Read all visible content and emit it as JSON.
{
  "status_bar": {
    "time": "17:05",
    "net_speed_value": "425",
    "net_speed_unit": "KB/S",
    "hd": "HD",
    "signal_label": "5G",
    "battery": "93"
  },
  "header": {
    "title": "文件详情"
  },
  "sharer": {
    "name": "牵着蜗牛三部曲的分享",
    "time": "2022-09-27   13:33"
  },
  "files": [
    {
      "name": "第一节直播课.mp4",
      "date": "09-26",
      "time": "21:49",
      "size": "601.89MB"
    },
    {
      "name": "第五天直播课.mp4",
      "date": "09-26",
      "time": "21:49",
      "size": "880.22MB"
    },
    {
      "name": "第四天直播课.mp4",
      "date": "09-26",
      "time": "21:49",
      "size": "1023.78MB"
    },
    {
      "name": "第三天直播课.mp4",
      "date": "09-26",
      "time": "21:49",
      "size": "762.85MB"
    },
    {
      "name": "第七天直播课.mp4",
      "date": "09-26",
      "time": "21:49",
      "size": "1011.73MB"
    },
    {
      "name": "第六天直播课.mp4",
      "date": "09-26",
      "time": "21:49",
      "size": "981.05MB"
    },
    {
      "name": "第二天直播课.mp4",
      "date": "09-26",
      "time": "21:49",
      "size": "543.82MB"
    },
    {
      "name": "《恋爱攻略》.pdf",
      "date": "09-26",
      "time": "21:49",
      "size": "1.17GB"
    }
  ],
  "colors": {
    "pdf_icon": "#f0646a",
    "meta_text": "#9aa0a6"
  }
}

☆ ☆ ☆ ☆ ☆

• STATED EXERCISE
Retype all the records, matching them exactly.

• FULL RESPONSE
Read all visible content and emit it as JSON.
{
  "status_bar": {
    "time": "17:05",
    "net_speed_value": "425",
    "net_speed_unit": "KB/S",
    "hd": "HD",
    "signal_label": "5G",
    "battery": "93"
  },
  "header": {
    "title": "文件详情"
  },
  "sharer": {
    "name": "牵着蜗牛三部曲的分享",
    "time": "2022-09-27   13:33"
  },
  "files": [
    {
      "name": "第一节直播课.mp4",
      "date": "09-26",
      "time": "21:49",
      "size": "601.89MB"
    },
    {
      "name": "第五天直播课.mp4",
      "date": "09-26",
      "time": "21:49",
      "size": "880.22MB"
    },
    {
      "name": "第四天直播课.mp4",
      "date": "09-26",
      "time": "21:49",
      "size": "1023.78MB"
    },
    {
      "name": "第三天直播课.mp4",
      "date": "09-26",
      "time": "21:49",
      "size": "762.85MB"
    },
    {
      "name": "第七天直播课.mp4",
      "date": "09-26",
      "time": "21:49",
      "size": "1011.73MB"
    },
    {
      "name": "第六天直播课.mp4",
      "date": "09-26",
      "time": "21:49",
      "size": "981.05MB"
    },
    {
      "name": "第二天直播课.mp4",
      "date": "09-26",
      "time": "21:49",
      "size": "543.82MB"
    },
    {
      "name": "《恋爱攻略》.pdf",
      "date": "09-26",
      "time": "21:49",
      "size": "1.17GB"
    }
  ],
  "colors": {
    "pdf_icon": "#f0646a",
    "meta_text": "#9aa0a6"
  }
}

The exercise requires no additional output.